▸ Exercise instructions:
Below are records. Copy every line with "工作报酬" in it.

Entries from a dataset
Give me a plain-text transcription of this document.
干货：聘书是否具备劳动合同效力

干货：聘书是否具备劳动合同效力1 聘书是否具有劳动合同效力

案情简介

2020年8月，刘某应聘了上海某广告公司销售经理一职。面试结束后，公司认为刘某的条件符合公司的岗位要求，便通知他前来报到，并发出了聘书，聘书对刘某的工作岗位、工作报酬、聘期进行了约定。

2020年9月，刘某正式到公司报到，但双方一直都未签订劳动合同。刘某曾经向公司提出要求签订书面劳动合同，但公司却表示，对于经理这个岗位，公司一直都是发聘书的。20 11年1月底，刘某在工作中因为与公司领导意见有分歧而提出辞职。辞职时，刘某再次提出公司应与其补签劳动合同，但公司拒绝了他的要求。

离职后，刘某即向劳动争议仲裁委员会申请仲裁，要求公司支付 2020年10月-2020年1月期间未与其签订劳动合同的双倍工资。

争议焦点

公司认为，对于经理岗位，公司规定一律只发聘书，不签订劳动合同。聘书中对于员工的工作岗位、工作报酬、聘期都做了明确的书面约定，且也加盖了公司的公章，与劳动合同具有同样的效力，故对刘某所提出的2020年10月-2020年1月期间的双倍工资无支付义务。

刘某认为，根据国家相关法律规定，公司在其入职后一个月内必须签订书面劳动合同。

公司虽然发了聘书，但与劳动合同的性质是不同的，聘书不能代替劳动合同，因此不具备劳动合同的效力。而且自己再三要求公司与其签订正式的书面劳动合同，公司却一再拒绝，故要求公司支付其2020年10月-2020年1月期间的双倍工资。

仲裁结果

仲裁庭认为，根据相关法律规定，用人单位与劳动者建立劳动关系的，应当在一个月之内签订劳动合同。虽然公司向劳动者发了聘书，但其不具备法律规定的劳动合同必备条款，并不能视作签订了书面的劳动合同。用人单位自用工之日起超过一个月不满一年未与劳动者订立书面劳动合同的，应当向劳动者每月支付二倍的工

▸ Reply to the task:
2020年8月，刘某应聘了上海某广告公司销售经理一职。面试结束后，公司认为刘某的条件符合公司的岗位要求，便通知他前来报到，并发出了聘书，聘书对刘某的工作岗位、工作报酬、聘期进行了约定。
公司认为，对于经理岗位，公司规定一律只发聘书，不签订劳动合同。聘书中对于员工的工作岗位、工作报酬、聘期都做了明确的书面约定，且也加盖了公司的公章，与劳动合同具有同样的效力，故对刘某所提出的2020年10月-2020年1月期间的双倍工资无支付义务。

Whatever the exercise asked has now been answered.